## REQUIREMENTS
Set the following entries down again exactly, line by line.

(Figure record listings)
★ ★ ★

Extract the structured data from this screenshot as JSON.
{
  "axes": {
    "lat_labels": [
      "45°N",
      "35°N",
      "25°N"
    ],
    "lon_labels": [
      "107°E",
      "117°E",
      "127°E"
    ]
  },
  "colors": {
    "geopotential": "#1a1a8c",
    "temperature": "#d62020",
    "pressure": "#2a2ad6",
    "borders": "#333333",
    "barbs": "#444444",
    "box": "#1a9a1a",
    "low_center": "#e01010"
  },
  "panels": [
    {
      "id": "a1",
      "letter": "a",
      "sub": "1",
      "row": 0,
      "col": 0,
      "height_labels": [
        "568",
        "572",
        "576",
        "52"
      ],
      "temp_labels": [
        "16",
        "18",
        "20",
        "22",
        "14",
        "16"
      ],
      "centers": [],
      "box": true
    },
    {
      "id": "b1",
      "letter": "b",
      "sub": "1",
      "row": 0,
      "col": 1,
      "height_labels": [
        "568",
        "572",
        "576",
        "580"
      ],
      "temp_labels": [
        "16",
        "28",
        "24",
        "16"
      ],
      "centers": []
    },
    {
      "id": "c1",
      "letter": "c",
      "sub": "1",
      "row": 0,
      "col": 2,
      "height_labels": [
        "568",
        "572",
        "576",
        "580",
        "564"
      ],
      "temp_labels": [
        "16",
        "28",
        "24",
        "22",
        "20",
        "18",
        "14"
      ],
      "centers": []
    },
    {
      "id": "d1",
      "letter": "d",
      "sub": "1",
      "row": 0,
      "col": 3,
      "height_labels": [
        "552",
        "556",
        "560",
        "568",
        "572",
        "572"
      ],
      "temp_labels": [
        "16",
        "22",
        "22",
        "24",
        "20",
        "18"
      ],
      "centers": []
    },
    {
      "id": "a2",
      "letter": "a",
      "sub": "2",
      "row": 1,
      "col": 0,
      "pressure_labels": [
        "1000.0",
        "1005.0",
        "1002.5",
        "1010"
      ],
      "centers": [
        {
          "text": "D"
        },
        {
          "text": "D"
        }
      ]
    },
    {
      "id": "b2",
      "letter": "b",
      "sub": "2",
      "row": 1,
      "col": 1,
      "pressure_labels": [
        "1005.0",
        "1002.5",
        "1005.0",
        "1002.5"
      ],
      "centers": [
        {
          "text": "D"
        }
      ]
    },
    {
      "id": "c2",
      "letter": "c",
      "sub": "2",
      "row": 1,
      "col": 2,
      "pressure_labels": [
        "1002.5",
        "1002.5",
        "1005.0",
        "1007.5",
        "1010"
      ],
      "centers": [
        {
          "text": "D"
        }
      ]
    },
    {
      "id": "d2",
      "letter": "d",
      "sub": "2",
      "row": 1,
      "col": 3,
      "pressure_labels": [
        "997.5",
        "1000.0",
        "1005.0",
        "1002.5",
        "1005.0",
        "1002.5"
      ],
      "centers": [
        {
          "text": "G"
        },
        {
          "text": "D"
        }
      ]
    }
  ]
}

★ ★ ★

## RESULT FOR THIS EXERCISE
Extract the structured data from this screenshot as JSON.
{
  "axes": {
    "lat_labels": [
      "45°N",
      "35°N",
      "25°N"
    ],
    "lon_labels": [
      "107°E",
      "117°E",
      "127°E"
    ]
  },
  "colors": {
    "geopotential": "#1a1a8c",
    "temperature": "#d62020",
    "pressure": "#2a2ad6",
    "borders": "#333333",
    "barbs": "#444444",
    "box": "#1a9a1a",
    "low_center": "#e01010"
  },
  "panels": [
    {
      "id": "a1",
      "letter": "a",
      "sub": "1",
      "row": 0,
      "col": 0,
      "height_labels": [
        "568",
        "572",
        "576",
        "52"
      ],
      "temp_labels": [
        "16",
        "18",
        "20",
        "22",
        "14",
        "16"
      ],
      "centers": [],
      "box": true
    },
    {
      "id": "b1",
      "letter": "b",
      "sub": "1",
      "row": 0,
      "col": 1,
      "height_labels": [
        "568",
        "572",
        "576",
        "580"
      ],
      "temp_labels": [
        "16",
        "28",
        "24",
        "16"
      ],
      "centers": []
    },
    {
      "id": "c1",
      "letter": "c",
      "sub": "1",
      "row": 0,
      "col": 2,
      "height_labels": [
        "568",
        "572",
        "576",
        "580",
        "564"
      ],
      "temp_labels": [
        "16",
        "28",
        "24",
        "22",
        "20",
        "18",
        "14"
      ],
      "centers": []
    },
    {
      "id": "d1",
      "letter": "d",
      "sub": "1",
      "row": 0,
      "col": 3,
      "height_labels": [
        "552",
        "556",
        "560",
        "568",
        "572",
        "572"
      ],
      "temp_labels": [
        "16",
        "22",
        "22",
        "24",
        "20",
        "18"
      ],
      "centers": []
    },
    {
      "id": "a2",
      "letter": "a",
      "sub": "2",
      "row": 1,
      "col": 0,
      "pressure_labels": [
        "1000.0",
        "1005.0",
        "1002.5",
        "1010"
      ],
      "centers": [
        {
          "text": "D"
        },
        {
          "text": "D"
        }
      ]
    },
    {
      "id": "b2",
      "letter": "b",
      "sub": "2",
      "row": 1,
      "col": 1,
      "pressure_labels": [
        "1005.0",
        "1002.5",
        "1005.0",
        "1002.5"
      ],
      "centers": [
        {
          "text": "D"
        }
      ]
    },
    {
      "id": "c2",
      "letter": "c",
      "sub": "2",
      "row": 1,
      "col": 2,
      "pressure_labels": [
        "1002.5",
        "1002.5",
        "1005.0",
        "1007.5",
        "1010"
      ],
      "centers": [
        {
          "text": "D"
        }
      ]
    },
    {
      "id": "d2",
      "letter": "d",
      "sub": "2",
      "row": 1,
      "col": 3,
      "pressure_labels": [
        "997.5",
        "1000.0",
        "1005.0",
        "1002.5",
        "1005.0",
        "1002.5"
      ],
      "centers": [
        {
          "text": "G"
        },
        {
          "text": "D"
        }
      ]
    }
  ]
}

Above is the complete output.